Texto fornecido:
O PLP apresentado pelo governo para automatizar o uso das chamadas receitas extraordinárias do petróleo na contenção dos preços dos combustíveis foi identificado por economistas como uma tentativa de reduzir a obrigação de compensação prevista na Lei de Responsabilidade Fiscal. Para especialistas consultados, a proposta abre espaço para decisões com impacto fiscal e político relevantes em ano eleitoral, justamente quando a disciplina orçamentária deveria ser mais rigorosa.
Gabriel Barros, economista-chefe da ARX Investimentos, alertou que o texto procura contornar a exigência de compensar perda de arrecadação — regra que normalmente exige alternativa compensatória no teto de gastos. Além disso, há problema técnico sobre qual referência será usada para quantificar essas receitas: a Lei Orçamentária Anual (LOA) ou os relatórios bimestrais de receita. A escolha muda substancialmente o cálculo do espaço fiscal, porque as premissas de preço do barril variaram: a LOA trouxe cenário mais conservador, enquanto a reavaliação já projetou valores superiores, e o preço em mercado segue bem acima dessas referências.
O argumento de mérito — usar receita extra para aliviar o bolso do consumidor — esbarra, na avaliação do economista, na real fragilidade das contas públicas. O país enfrenta um déficit que, segundo a mesma análise, é maior que o registrado no orçamento (ao menos 1% do PIB), e exigiria trajetória de superávit mais robusta — na casa de pelo menos 3% do PIB — para estabilizar a dívida. Sem essa folga, transformar receitas voláteis em gasto permanente ou em benefício automático cria incerteza sobre sustentabilidade e sinaliza fragilidade fiscal.

Dados de origem:
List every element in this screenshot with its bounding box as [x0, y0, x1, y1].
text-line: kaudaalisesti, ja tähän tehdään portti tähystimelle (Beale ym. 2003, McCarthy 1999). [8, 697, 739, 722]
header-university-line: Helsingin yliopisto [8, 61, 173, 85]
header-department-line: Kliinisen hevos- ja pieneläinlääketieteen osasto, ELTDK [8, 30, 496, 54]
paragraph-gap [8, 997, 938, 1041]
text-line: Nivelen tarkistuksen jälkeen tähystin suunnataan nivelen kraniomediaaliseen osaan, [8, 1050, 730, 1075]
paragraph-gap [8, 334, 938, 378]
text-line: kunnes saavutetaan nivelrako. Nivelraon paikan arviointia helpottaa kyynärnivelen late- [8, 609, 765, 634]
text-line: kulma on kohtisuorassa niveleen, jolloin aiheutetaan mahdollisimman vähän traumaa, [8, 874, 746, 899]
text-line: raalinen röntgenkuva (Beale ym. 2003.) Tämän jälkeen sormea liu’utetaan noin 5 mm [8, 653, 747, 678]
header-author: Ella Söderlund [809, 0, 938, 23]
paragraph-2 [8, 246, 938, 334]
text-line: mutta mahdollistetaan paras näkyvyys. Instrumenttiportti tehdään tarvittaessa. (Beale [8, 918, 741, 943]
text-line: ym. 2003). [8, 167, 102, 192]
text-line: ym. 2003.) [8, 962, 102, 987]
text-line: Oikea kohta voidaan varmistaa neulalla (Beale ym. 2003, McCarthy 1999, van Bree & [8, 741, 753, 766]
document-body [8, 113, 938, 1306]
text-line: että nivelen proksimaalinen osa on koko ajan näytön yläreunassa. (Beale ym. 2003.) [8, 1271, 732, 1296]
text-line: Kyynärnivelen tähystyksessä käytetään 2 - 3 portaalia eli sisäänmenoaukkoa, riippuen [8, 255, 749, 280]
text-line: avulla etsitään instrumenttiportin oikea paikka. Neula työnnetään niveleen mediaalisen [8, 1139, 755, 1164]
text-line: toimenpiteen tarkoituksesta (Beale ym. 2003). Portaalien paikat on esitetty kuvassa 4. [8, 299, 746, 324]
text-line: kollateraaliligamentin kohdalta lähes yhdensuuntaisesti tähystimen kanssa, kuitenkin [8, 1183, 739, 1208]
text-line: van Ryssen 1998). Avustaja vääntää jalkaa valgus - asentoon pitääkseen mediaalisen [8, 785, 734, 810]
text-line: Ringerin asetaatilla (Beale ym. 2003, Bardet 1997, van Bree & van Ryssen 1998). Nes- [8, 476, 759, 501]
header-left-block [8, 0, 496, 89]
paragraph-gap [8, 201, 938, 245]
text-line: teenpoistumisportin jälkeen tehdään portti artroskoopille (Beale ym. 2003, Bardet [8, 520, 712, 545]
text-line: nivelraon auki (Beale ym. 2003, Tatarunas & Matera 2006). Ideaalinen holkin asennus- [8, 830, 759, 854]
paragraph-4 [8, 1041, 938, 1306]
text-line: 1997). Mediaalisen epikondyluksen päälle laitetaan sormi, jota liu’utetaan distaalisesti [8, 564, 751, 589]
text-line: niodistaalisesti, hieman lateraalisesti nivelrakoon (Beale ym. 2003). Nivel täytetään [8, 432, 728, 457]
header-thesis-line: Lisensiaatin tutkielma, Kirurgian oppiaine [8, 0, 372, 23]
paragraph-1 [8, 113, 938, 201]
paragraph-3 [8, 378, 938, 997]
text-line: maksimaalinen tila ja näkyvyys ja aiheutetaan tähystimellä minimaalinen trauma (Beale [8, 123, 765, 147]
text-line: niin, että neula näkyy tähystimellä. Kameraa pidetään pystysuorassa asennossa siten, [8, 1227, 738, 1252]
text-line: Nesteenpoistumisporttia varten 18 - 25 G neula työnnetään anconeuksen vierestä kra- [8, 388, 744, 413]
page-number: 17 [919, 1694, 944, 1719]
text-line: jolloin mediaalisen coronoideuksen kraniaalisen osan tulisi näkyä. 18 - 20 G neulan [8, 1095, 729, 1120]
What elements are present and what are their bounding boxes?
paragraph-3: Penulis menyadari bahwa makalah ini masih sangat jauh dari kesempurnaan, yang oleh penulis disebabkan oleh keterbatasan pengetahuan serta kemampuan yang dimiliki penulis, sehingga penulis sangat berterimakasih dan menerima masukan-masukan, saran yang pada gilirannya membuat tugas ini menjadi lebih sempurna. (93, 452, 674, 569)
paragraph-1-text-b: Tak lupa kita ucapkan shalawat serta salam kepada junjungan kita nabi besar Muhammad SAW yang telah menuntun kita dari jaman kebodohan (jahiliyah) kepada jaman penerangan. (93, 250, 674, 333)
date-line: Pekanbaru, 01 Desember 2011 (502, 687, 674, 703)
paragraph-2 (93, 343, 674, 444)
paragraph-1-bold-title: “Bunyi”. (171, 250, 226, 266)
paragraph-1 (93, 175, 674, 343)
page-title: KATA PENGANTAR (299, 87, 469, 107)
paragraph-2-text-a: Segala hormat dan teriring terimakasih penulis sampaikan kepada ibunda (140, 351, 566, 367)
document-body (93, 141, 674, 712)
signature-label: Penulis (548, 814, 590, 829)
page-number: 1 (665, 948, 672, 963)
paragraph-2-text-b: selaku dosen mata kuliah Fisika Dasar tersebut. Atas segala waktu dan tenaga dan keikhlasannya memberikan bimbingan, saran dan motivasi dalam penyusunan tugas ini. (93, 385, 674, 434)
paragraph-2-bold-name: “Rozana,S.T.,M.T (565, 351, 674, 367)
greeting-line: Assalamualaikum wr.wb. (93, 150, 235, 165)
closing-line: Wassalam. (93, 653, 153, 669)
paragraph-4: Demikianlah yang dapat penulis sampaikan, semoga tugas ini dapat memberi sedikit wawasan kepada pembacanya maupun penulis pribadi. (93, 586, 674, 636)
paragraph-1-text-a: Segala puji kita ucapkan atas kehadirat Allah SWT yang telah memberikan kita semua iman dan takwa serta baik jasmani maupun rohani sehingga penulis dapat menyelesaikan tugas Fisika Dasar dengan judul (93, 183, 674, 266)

Tarefas propostas:
1. Liste as referências de preço do barril comparadas no texto sobre o PLP dos combustíveis, indicando para cada uma o que o texto diz sobre seu valor.
2. Transcreva do texto sobre o PLP dos combustíveis o trecho que começa em "Gabriel Barros, economista-chefe" e vai até "acima dessas referências.".
3. Resuma o texto sobre o PLP dos combustíveis em duas frases.

Problemas resolvidos:
1.
- LOA: trouxe cenário mais conservador.
- Reavaliação: já projetou valores superiores.
- Preço em mercado: segue bem acima dessas referências.

2.
Gabriel Barros, economista-chefe da ARX Investimentos, alertou que o texto procura contornar a exigência de compensar perda de arrecadação — regra que normalmente exige alternativa compensatória no teto de gastos. Além disso, há problema técnico sobre qual referência será usada para quantificar essas receitas: a Lei Orçamentária Anual (LOA) ou os relatórios bimestrais de receita. A escolha muda substancialmente o cálculo do espaço fiscal, porque as premissas de preço do barril variaram: a LOA trouxe cenário mais conservador, enquanto a reavaliação já projetou valores superiores, e o preço em mercado segue bem acima dessas referências.

3. Economistas veem no PLP do governo para usar as receitas extraordinárias do petróleo na contenção dos preços dos combustíveis uma tentativa de reduzir a obrigação de compensação prevista na Lei de Responsabilidade Fiscal, com impacto fiscal e político relevante em ano eleitoral. Gabriel Barros, da ARX Investimentos, aponta a dúvida sobre qual referência será usada para quantificar essas receitas e a fragilidade das contas públicas, com déficit de ao menos 1% do PIB, o que torna arriscado transformar receitas voláteis em gasto permanente ou benefício automático.